== WHAT THE EXERCISE ASKS ==
Say how many lines include the word "Dette". Reply with nothing but the number.

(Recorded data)
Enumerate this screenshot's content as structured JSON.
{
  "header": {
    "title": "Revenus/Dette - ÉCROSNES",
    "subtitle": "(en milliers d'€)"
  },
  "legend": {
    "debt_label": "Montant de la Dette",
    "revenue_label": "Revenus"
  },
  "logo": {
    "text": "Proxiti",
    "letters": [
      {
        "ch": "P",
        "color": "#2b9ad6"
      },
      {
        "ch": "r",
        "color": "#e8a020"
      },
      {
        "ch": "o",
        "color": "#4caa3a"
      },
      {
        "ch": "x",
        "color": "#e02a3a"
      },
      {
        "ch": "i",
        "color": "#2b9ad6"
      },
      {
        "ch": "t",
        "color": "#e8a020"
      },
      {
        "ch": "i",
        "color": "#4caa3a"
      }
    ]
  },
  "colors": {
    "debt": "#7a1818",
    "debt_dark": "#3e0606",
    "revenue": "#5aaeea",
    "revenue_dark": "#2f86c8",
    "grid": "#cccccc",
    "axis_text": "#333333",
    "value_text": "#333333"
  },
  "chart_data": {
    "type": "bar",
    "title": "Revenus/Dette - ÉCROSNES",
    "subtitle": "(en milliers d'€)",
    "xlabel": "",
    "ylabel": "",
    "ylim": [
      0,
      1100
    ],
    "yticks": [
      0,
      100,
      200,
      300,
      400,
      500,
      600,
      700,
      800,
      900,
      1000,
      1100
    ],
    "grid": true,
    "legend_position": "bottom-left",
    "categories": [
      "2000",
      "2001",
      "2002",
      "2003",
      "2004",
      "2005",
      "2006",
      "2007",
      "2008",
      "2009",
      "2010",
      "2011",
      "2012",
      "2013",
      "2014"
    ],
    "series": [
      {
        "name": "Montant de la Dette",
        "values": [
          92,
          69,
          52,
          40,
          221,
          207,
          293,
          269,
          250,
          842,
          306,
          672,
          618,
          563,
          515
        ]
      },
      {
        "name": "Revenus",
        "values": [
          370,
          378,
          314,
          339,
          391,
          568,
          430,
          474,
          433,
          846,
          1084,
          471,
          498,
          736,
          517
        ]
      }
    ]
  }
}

== THE ANSWER ==
4